= EXERCISE AIM =
Every entry should be repeated exactly. Omit the pictures.

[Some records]

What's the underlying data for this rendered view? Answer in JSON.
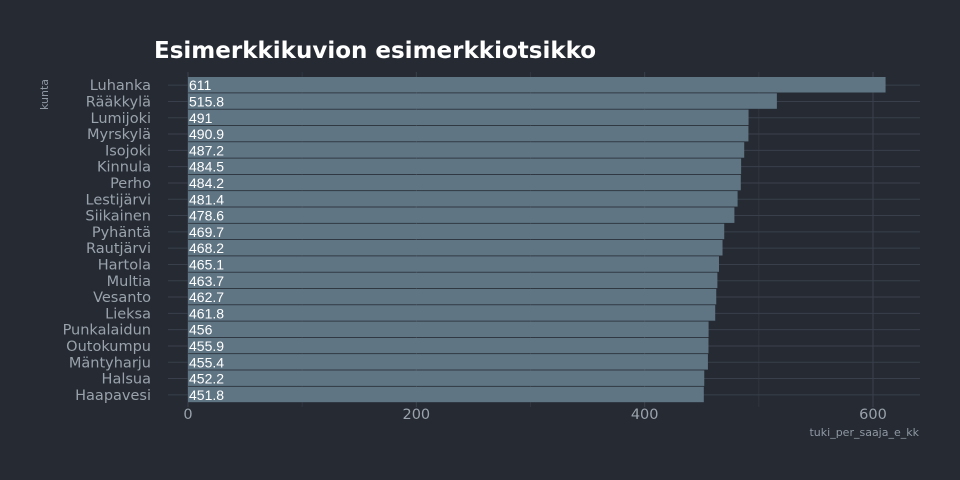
{
  "chart_data": {
    "type": "bar",
    "orientation": "horizontal",
    "title": "Esimerkkikuvion esimerkkiotsikko",
    "xlabel": "tuki_per_saaja_e_kk",
    "ylabel": "kunta",
    "categories": [
      "Luhanka",
      "Rääkkylä",
      "Lumijoki",
      "Myrskylä",
      "Isojoki",
      "Kinnula",
      "Perho",
      "Lestijärvi",
      "Siikainen",
      "Pyhäntä",
      "Rautjärvi",
      "Hartola",
      "Multia",
      "Vesanto",
      "Lieksa",
      "Punkalaidun",
      "Outokumpu",
      "Mäntyharju",
      "Halsua",
      "Haapavesi"
    ],
    "values": [
      611,
      515.8,
      491,
      490.9,
      487.2,
      484.5,
      484.2,
      481.4,
      478.6,
      469.7,
      468.2,
      465.1,
      463.7,
      462.7,
      461.8,
      456,
      455.9,
      455.4,
      452.2,
      451.8
    ],
    "value_labels": [
      "611",
      "515.8",
      "491",
      "490.9",
      "487.2",
      "484.5",
      "484.2",
      "481.4",
      "478.6",
      "469.7",
      "468.2",
      "465.1",
      "463.7",
      "462.7",
      "461.8",
      "456",
      "455.9",
      "455.4",
      "452.2",
      "451.8"
    ],
    "xticks": [
      "0",
      "200",
      "400",
      "600"
    ],
    "xtick_values": [
      0,
      200,
      400,
      600
    ],
    "xlim": [
      0,
      640
    ],
    "grid": true,
    "legend": "none",
    "colors": {
      "background": "#252a33",
      "bar": "#5f7584",
      "title": "#ffffff",
      "label": "#9aa2ab"
    }
  }
}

= COMPLETED EXERCISE =
What's the underlying data for this rendered view? Answer in JSON.
{
  "chart_data": {
    "type": "bar",
    "orientation": "horizontal",
    "title": "Esimerkkikuvion esimerkkiotsikko",
    "xlabel": "tuki_per_saaja_e_kk",
    "ylabel": "kunta",
    "categories": [
      "Luhanka",
      "Rääkkylä",
      "Lumijoki",
      "Myrskylä",
      "Isojoki",
      "Kinnula",
      "Perho",
      "Lestijärvi",
      "Siikainen",
      "Pyhäntä",
      "Rautjärvi",
      "Hartola",
      "Multia",
      "Vesanto",
      "Lieksa",
      "Punkalaidun",
      "Outokumpu",
      "Mäntyharju",
      "Halsua",
      "Haapavesi"
    ],
    "values": [
      611,
      515.8,
      491,
      490.9,
      487.2,
      484.5,
      484.2,
      481.4,
      478.6,
      469.7,
      468.2,
      465.1,
      463.7,
      462.7,
      461.8,
      456,
      455.9,
      455.4,
      452.2,
      451.8
    ],
    "value_labels": [
      "611",
      "515.8",
      "491",
      "490.9",
      "487.2",
      "484.5",
      "484.2",
      "481.4",
      "478.6",
      "469.7",
      "468.2",
      "465.1",
      "463.7",
      "462.7",
      "461.8",
      "456",
      "455.9",
      "455.4",
      "452.2",
      "451.8"
    ],
    "xticks": [
      "0",
      "200",
      "400",
      "600"
    ],
    "xtick_values": [
      0,
      200,
      400,
      600
    ],
    "xlim": [
      0,
      640
    ],
    "grid": true,
    "legend": "none",
    "colors": {
      "background": "#252a33",
      "bar": "#5f7584",
      "title": "#ffffff",
      "label": "#9aa2ab"
    }
  }
}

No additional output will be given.